Exercise input –
============
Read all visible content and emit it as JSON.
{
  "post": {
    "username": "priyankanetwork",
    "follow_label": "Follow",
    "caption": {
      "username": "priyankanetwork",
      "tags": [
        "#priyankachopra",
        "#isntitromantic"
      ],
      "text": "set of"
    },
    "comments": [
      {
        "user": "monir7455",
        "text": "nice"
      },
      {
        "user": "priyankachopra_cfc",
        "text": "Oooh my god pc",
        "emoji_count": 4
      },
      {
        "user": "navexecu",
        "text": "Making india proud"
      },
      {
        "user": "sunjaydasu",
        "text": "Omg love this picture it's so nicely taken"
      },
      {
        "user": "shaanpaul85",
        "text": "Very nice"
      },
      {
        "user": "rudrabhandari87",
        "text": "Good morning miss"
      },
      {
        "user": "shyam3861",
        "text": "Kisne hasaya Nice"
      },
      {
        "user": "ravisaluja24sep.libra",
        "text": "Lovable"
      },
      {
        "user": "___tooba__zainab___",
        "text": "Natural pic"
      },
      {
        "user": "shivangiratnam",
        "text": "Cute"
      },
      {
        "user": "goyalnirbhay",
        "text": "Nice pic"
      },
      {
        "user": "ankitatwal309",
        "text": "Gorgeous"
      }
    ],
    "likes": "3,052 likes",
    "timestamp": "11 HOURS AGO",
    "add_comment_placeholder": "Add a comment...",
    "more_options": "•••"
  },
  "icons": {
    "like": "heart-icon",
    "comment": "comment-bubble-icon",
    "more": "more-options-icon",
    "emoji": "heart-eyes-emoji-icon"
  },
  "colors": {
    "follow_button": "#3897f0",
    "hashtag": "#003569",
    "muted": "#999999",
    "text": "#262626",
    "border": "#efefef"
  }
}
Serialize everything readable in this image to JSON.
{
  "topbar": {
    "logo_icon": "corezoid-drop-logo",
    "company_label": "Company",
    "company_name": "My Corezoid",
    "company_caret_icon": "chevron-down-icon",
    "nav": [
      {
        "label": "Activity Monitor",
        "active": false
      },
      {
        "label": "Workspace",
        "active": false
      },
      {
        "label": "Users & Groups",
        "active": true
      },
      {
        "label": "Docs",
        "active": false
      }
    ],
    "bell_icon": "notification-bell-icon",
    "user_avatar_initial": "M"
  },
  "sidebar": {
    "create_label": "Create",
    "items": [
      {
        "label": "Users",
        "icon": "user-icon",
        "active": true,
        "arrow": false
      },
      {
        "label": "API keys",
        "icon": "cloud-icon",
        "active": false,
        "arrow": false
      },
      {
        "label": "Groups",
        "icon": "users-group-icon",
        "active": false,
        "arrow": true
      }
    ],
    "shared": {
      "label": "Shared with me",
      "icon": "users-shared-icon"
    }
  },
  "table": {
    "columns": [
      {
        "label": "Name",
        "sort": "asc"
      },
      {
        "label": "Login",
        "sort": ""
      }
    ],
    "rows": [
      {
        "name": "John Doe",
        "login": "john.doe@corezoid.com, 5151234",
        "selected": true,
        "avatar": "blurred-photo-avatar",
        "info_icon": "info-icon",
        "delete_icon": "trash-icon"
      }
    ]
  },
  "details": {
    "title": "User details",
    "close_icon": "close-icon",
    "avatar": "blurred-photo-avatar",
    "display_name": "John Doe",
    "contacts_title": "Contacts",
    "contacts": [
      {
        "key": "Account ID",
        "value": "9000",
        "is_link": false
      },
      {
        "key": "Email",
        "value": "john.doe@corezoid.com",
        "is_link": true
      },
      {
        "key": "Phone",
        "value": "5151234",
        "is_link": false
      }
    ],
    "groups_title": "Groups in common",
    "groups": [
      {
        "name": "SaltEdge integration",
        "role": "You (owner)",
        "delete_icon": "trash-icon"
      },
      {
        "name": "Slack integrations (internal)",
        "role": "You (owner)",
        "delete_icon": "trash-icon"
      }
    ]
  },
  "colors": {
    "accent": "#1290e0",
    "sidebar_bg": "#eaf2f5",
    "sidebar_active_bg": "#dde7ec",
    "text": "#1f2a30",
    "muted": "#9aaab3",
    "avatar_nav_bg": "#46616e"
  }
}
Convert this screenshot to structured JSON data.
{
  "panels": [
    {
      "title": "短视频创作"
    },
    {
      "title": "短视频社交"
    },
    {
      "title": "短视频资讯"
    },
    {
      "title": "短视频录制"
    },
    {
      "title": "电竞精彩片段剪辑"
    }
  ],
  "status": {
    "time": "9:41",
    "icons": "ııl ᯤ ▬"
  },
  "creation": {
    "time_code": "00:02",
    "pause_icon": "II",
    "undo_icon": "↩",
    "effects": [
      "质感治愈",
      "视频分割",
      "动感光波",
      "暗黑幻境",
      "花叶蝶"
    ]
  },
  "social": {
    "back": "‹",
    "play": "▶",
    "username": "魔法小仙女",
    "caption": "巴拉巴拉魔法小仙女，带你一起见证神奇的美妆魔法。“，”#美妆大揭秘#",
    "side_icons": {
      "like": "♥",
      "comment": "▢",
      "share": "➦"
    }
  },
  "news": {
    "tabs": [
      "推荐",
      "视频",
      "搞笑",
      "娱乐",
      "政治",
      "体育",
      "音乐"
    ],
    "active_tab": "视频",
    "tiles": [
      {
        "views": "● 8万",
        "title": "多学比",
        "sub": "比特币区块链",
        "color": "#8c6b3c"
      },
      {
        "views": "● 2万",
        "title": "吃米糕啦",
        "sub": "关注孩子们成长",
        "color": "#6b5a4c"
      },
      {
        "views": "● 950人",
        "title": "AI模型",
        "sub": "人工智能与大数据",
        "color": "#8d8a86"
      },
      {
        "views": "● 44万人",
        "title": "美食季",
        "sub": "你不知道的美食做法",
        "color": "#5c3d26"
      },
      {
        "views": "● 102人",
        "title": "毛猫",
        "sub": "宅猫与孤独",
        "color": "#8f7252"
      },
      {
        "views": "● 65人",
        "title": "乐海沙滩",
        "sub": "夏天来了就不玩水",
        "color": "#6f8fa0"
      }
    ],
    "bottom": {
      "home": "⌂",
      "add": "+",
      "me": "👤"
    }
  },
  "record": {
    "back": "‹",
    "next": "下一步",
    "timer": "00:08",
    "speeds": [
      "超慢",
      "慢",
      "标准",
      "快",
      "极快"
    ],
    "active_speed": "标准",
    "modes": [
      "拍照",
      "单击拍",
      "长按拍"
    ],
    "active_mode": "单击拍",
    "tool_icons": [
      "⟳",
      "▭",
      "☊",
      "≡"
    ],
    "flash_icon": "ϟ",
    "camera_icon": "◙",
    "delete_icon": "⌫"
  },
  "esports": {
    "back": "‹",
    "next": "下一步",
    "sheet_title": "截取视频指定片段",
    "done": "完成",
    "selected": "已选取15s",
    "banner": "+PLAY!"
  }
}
============
What the task requires – Copy each line of the records containing the string "blurred".

Answer to the exercise –
        "avatar": "blurred-photo-avatar",
    "avatar": "blurred-photo-avatar",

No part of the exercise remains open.